### Given information:
-*-*-
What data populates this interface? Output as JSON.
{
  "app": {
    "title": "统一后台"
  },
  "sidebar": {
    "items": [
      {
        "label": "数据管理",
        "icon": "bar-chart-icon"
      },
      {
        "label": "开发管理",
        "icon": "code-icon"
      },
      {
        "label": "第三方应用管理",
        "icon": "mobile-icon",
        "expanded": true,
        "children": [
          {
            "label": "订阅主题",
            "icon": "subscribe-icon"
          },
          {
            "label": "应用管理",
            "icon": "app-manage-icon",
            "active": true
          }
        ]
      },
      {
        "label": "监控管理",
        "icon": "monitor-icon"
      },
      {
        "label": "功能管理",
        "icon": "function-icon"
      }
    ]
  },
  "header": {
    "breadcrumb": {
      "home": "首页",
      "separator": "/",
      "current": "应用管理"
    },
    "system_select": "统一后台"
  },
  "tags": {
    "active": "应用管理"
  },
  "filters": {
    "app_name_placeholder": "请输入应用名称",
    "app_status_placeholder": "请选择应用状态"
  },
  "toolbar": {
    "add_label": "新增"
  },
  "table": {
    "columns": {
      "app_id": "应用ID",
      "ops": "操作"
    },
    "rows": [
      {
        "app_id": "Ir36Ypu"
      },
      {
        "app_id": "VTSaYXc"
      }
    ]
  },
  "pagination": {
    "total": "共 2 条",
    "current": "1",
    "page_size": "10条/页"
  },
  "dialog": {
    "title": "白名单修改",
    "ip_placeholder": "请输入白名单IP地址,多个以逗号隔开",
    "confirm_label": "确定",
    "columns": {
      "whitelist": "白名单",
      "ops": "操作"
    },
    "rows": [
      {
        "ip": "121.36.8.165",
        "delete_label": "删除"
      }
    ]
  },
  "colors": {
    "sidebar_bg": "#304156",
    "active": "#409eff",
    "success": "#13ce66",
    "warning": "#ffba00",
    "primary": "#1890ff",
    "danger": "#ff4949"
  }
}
-*-*-
### Work required:
Extract all the material, leaving every line as it is.

### Response to this exercise:
What data populates this interface? Output as JSON.
{
  "app": {
    "title": "统一后台"
  },
  "sidebar": {
    "items": [
      {
        "label": "数据管理",
        "icon": "bar-chart-icon"
      },
      {
        "label": "开发管理",
        "icon": "code-icon"
      },
      {
        "label": "第三方应用管理",
        "icon": "mobile-icon",
        "expanded": true,
        "children": [
          {
            "label": "订阅主题",
            "icon": "subscribe-icon"
          },
          {
            "label": "应用管理",
            "icon": "app-manage-icon",
            "active": true
          }
        ]
      },
      {
        "label": "监控管理",
        "icon": "monitor-icon"
      },
      {
        "label": "功能管理",
        "icon": "function-icon"
      }
    ]
  },
  "header": {
    "breadcrumb": {
      "home": "首页",
      "separator": "/",
      "current": "应用管理"
    },
    "system_select": "统一后台"
  },
  "tags": {
    "active": "应用管理"
  },
  "filters": {
    "app_name_placeholder": "请输入应用名称",
    "app_status_placeholder": "请选择应用状态"
  },
  "toolbar": {
    "add_label": "新增"
  },
  "table": {
    "columns": {
      "app_id": "应用ID",
      "ops": "操作"
    },
    "rows": [
      {
        "app_id": "Ir36Ypu"
      },
      {
        "app_id": "VTSaYXc"
      }
    ]
  },
  "pagination": {
    "total": "共 2 条",
    "current": "1",
    "page_size": "10条/页"
  },
  "dialog": {
    "title": "白名单修改",
    "ip_placeholder": "请输入白名单IP地址,多个以逗号隔开",
    "confirm_label": "确定",
    "columns": {
      "whitelist": "白名单",
      "ops": "操作"
    },
    "rows": [
      {
        "ip": "121.36.8.165",
        "delete_label": "删除"
      }
    ]
  },
  "colors": {
    "sidebar_bg": "#304156",
    "active": "#409eff",
    "success": "#13ce66",
    "warning": "#ffba00",
    "primary": "#1890ff",
    "danger": "#ff4949"
  }
}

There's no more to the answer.